GIVEN PROBLEM: Pick out the lines below that contain the string "Gymnasium" and copy them all.

DATA IN THIS EXERCISE:
★ ★ ★ ★

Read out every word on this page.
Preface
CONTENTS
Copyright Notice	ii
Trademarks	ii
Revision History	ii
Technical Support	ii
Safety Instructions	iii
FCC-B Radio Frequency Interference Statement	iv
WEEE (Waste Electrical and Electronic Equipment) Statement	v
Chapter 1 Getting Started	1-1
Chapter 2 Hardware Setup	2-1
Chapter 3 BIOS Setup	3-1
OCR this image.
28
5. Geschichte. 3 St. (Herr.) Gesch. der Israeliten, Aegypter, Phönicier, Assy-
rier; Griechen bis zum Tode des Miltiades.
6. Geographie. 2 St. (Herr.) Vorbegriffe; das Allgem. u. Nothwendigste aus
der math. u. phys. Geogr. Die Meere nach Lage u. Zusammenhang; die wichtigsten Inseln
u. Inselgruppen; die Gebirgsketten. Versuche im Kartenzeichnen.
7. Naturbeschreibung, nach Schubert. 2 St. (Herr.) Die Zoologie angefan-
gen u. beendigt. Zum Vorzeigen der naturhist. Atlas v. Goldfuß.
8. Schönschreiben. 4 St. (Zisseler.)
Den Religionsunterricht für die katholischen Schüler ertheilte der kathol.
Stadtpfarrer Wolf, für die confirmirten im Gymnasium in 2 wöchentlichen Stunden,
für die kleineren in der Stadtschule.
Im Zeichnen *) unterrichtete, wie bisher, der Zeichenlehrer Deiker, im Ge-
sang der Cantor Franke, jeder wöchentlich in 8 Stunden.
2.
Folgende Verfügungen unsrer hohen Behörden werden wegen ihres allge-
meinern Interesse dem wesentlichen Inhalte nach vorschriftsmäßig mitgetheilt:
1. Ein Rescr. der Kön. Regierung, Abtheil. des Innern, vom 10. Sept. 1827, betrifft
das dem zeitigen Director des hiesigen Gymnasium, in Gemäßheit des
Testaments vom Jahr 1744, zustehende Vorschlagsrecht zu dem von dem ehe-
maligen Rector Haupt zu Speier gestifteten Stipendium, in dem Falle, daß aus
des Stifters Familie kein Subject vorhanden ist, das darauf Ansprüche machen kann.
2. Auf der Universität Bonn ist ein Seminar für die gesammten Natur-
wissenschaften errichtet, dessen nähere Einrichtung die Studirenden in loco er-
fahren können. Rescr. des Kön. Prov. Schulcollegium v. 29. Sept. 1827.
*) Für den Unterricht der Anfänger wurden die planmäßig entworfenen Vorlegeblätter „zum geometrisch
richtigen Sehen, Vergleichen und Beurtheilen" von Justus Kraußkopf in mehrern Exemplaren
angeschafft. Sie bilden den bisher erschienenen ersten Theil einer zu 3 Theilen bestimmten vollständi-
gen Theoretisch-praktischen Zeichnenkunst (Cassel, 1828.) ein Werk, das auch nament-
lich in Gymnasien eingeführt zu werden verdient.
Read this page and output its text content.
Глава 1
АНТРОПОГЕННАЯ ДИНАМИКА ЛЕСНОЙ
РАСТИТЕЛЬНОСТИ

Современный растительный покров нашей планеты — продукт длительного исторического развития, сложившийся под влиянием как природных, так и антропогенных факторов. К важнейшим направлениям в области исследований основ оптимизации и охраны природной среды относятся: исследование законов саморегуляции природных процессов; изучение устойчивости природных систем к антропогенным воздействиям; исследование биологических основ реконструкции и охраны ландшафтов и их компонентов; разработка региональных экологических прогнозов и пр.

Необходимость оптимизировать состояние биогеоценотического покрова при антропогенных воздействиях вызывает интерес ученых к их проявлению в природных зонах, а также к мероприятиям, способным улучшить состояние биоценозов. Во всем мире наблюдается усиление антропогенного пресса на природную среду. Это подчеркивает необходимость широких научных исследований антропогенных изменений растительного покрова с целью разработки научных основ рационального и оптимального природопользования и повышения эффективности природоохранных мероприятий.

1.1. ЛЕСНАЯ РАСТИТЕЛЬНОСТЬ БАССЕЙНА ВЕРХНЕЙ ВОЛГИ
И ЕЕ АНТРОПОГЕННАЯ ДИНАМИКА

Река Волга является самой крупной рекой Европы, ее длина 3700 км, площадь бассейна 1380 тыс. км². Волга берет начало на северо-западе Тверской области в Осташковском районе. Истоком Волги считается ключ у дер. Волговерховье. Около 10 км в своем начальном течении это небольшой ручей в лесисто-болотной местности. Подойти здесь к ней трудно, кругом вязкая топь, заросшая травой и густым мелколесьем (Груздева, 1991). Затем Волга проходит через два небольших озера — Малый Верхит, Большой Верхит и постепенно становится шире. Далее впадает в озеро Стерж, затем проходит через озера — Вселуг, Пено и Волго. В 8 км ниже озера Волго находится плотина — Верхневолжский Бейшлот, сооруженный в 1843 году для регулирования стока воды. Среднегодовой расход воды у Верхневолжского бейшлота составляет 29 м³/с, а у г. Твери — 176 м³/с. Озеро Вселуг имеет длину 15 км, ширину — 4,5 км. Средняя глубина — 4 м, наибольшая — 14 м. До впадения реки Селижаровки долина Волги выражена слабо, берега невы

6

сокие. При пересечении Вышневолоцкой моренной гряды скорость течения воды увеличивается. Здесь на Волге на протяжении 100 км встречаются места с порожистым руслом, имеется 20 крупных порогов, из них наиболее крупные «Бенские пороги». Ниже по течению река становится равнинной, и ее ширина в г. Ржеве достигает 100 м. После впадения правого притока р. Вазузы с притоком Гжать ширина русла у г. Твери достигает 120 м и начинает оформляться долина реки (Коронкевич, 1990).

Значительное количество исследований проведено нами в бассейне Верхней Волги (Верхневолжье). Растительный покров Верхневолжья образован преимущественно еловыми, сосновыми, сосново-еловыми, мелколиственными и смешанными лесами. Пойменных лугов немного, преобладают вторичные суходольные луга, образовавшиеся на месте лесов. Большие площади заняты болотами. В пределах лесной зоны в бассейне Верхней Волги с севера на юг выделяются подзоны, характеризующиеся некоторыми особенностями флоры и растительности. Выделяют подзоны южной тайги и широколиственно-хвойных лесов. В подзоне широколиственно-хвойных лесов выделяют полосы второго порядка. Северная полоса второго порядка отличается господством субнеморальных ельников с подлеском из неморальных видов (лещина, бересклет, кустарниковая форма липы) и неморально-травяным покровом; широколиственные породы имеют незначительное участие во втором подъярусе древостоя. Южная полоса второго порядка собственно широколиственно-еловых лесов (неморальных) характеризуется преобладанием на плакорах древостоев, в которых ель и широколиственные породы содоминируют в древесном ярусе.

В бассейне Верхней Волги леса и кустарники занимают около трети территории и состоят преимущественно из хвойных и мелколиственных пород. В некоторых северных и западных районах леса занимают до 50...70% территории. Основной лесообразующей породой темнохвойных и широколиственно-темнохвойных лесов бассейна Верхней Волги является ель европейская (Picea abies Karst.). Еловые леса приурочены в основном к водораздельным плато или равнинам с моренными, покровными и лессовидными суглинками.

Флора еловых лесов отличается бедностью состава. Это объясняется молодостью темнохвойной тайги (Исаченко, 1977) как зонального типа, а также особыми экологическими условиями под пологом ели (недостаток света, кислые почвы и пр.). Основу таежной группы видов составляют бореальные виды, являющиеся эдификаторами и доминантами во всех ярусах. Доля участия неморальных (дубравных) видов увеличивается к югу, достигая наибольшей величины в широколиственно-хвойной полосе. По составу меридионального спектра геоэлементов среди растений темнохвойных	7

★ ★ ★ ★

FINAL RESULT:
Stadtpfarrer Wolf, für die confirmirten im Gymnasium in 2 wöchentlichen Stunden,
das dem zeitigen Director des hiesigen Gymnasium, in Gemäßheit des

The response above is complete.